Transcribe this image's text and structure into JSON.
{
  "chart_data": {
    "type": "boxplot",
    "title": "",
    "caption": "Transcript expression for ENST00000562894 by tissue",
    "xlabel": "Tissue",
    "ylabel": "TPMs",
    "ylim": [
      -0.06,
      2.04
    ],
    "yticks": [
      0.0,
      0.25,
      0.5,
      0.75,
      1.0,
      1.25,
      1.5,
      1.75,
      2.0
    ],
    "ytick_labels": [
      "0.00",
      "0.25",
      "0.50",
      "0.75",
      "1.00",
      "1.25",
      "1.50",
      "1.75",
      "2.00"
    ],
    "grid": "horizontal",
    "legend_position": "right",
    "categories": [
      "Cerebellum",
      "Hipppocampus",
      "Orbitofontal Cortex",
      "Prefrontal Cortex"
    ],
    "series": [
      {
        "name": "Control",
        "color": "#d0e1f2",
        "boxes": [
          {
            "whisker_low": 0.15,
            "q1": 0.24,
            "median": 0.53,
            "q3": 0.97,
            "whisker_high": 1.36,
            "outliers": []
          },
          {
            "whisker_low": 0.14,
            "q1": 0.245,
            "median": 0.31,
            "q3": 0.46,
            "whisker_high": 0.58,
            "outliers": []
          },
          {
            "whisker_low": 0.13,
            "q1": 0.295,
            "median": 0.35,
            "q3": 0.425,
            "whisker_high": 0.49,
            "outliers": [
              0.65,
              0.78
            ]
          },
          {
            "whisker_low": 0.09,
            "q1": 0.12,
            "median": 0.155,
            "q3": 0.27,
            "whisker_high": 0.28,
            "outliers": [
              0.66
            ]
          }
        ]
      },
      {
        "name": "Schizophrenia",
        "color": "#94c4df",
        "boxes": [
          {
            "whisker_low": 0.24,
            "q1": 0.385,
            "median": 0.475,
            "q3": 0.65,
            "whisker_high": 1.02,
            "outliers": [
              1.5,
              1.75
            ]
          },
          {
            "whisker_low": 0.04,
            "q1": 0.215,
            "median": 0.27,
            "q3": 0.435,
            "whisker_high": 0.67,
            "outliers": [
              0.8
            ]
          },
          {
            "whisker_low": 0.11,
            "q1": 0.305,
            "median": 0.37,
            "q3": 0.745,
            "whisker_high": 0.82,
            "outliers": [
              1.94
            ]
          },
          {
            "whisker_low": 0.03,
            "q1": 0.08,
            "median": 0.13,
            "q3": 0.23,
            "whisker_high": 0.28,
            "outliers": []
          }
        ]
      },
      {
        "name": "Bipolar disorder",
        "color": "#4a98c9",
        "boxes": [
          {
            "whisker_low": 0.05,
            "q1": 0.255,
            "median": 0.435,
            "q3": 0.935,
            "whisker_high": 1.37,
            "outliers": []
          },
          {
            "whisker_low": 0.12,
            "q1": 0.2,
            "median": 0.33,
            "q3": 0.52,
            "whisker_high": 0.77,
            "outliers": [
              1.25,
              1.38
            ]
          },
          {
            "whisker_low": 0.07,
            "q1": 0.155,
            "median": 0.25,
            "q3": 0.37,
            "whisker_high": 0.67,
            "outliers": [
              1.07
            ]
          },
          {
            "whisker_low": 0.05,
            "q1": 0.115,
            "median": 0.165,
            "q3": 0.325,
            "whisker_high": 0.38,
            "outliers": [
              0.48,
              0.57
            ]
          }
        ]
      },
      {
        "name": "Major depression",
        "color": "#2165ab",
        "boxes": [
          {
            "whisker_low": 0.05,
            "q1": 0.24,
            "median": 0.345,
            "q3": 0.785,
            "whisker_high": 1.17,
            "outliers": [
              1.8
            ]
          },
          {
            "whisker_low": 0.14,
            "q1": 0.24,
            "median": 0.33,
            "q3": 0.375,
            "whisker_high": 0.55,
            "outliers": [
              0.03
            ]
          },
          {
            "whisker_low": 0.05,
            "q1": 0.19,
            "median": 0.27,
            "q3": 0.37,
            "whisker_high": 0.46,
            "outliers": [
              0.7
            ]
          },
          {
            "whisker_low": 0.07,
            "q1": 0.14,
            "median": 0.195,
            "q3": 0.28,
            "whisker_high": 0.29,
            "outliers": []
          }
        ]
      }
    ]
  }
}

__WHAT IS BEING ASKED__
Would you reproduce the material above in full, exactly as given?

__EXPECTED OUTPUT__
Transcribe this image's text and structure into JSON.
{
  "chart_data": {
    "type": "boxplot",
    "title": "",
    "caption": "Transcript expression for ENST00000562894 by tissue",
    "xlabel": "Tissue",
    "ylabel": "TPMs",
    "ylim": [
      -0.06,
      2.04
    ],
    "yticks": [
      0.0,
      0.25,
      0.5,
      0.75,
      1.0,
      1.25,
      1.5,
      1.75,
      2.0
    ],
    "ytick_labels": [
      "0.00",
      "0.25",
      "0.50",
      "0.75",
      "1.00",
      "1.25",
      "1.50",
      "1.75",
      "2.00"
    ],
    "grid": "horizontal",
    "legend_position": "right",
    "categories": [
      "Cerebellum",
      "Hipppocampus",
      "Orbitofontal Cortex",
      "Prefrontal Cortex"
    ],
    "series": [
      {
        "name": "Control",
        "color": "#d0e1f2",
        "boxes": [
          {
            "whisker_low": 0.15,
            "q1": 0.24,
            "median": 0.53,
            "q3": 0.97,
            "whisker_high": 1.36,
            "outliers": []
          },
          {
            "whisker_low": 0.14,
            "q1": 0.245,
            "median": 0.31,
            "q3": 0.46,
            "whisker_high": 0.58,
            "outliers": []
          },
          {
            "whisker_low": 0.13,
            "q1": 0.295,
            "median": 0.35,
            "q3": 0.425,
            "whisker_high": 0.49,
            "outliers": [
              0.65,
              0.78
            ]
          },
          {
            "whisker_low": 0.09,
            "q1": 0.12,
            "median": 0.155,
            "q3": 0.27,
            "whisker_high": 0.28,
            "outliers": [
              0.66
            ]
          }
        ]
      },
      {
        "name": "Schizophrenia",
        "color": "#94c4df",
        "boxes": [
          {
            "whisker_low": 0.24,
            "q1": 0.385,
            "median": 0.475,
            "q3": 0.65,
            "whisker_high": 1.02,
            "outliers": [
              1.5,
              1.75
            ]
          },
          {
            "whisker_low": 0.04,
            "q1": 0.215,
            "median": 0.27,
            "q3": 0.435,
            "whisker_high": 0.67,
            "outliers": [
              0.8
            ]
          },
          {
            "whisker_low": 0.11,
            "q1": 0.305,
            "median": 0.37,
            "q3": 0.745,
            "whisker_high": 0.82,
            "outliers": [
              1.94
            ]
          },
          {
            "whisker_low": 0.03,
            "q1": 0.08,
            "median": 0.13,
            "q3": 0.23,
            "whisker_high": 0.28,
            "outliers": []
          }
        ]
      },
      {
        "name": "Bipolar disorder",
        "color": "#4a98c9",
        "boxes": [
          {
            "whisker_low": 0.05,
            "q1": 0.255,
            "median": 0.435,
            "q3": 0.935,
            "whisker_high": 1.37,
            "outliers": []
          },
          {
            "whisker_low": 0.12,
            "q1": 0.2,
            "median": 0.33,
            "q3": 0.52,
            "whisker_high": 0.77,
            "outliers": [
              1.25,
              1.38
            ]
          },
          {
            "whisker_low": 0.07,
            "q1": 0.155,
            "median": 0.25,
            "q3": 0.37,
            "whisker_high": 0.67,
            "outliers": [
              1.07
            ]
          },
          {
            "whisker_low": 0.05,
            "q1": 0.115,
            "median": 0.165,
            "q3": 0.325,
            "whisker_high": 0.38,
            "outliers": [
              0.48,
              0.57
            ]
          }
        ]
      },
      {
        "name": "Major depression",
        "color": "#2165ab",
        "boxes": [
          {
            "whisker_low": 0.05,
            "q1": 0.24,
            "median": 0.345,
            "q3": 0.785,
            "whisker_high": 1.17,
            "outliers": [
              1.8
            ]
          },
          {
            "whisker_low": 0.14,
            "q1": 0.24,
            "median": 0.33,
            "q3": 0.375,
            "whisker_high": 0.55,
            "outliers": [
              0.03
            ]
          },
          {
            "whisker_low": 0.05,
            "q1": 0.19,
            "median": 0.27,
            "q3": 0.37,
            "whisker_high": 0.46,
            "outliers": [
              0.7
            ]
          },
          {
            "whisker_low": 0.07,
            "q1": 0.14,
            "median": 0.195,
            "q3": 0.28,
            "whisker_high": 0.29,
            "outliers": []
          }
        ]
      }
    ]
  }
}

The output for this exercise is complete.